> _WHAT YOU NEED TO DO_: In the listing below, locate the lines that hold the string "JSON". Copy those lines.
---------- MATERIAL FOR THE TASK
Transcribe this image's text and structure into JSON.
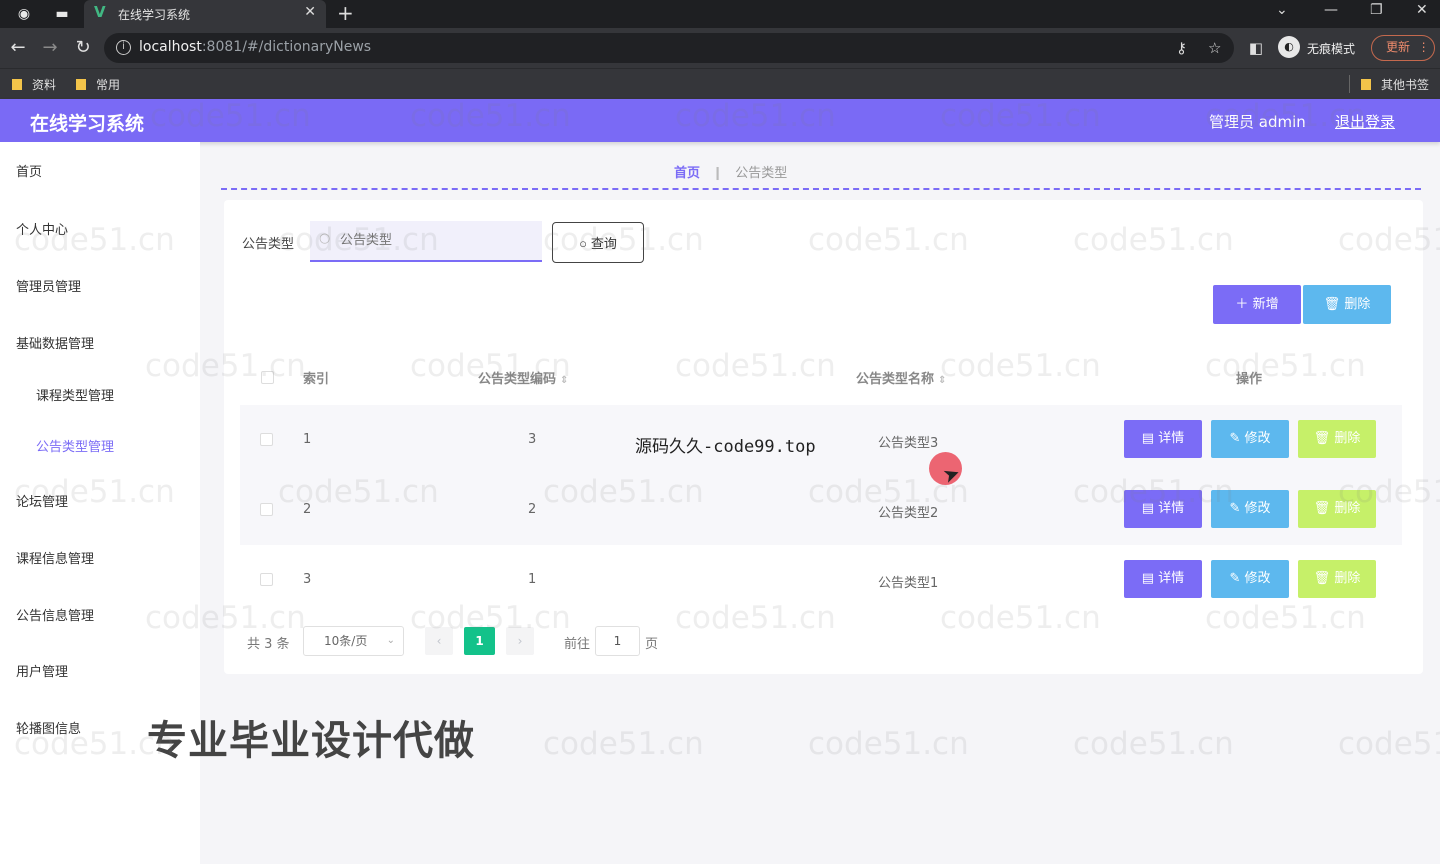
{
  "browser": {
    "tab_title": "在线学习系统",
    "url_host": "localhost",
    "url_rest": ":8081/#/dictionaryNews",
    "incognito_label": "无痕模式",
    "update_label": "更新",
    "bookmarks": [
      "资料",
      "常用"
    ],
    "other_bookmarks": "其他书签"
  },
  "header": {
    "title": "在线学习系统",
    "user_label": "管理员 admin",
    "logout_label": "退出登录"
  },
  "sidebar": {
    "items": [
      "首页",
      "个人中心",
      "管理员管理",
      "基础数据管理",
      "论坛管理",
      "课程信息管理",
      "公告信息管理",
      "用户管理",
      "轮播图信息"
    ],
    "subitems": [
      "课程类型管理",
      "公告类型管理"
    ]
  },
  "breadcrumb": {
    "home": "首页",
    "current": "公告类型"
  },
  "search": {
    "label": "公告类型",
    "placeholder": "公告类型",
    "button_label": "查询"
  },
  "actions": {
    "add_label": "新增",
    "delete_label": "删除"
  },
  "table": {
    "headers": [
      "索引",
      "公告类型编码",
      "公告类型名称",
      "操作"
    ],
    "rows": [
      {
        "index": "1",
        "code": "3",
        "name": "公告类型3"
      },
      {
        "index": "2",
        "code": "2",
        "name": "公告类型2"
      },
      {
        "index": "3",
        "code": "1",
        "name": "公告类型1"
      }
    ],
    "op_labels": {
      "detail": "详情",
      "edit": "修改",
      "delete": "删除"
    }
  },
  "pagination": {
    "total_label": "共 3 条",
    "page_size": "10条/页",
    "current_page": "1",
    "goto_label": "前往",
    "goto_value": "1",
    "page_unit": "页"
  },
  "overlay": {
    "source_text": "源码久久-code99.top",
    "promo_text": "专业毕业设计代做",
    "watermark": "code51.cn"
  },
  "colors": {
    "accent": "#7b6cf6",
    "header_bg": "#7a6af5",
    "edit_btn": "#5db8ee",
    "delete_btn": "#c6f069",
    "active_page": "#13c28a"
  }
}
--------------------
---------- MATERIAL FOR THE TASK
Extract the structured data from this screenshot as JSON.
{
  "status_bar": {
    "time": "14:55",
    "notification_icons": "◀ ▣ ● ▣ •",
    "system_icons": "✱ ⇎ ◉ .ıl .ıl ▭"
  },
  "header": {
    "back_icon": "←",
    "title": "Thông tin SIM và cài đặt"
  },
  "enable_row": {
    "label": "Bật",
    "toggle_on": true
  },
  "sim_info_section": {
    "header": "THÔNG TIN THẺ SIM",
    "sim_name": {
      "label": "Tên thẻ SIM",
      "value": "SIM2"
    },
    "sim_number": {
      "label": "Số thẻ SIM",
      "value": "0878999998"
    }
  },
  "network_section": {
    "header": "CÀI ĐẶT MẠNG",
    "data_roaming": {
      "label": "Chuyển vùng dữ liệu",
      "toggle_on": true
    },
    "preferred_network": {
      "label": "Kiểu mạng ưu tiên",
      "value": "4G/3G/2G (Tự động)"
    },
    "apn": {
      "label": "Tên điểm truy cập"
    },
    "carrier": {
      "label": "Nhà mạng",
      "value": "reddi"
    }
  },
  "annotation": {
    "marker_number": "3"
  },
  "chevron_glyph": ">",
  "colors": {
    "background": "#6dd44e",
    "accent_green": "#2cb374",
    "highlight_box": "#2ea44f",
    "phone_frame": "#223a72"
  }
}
--------------------
> _WRITTEN REPLY_:
Transcribe this image's text and structure into JSON.
Extract the structured data from this screenshot as JSON.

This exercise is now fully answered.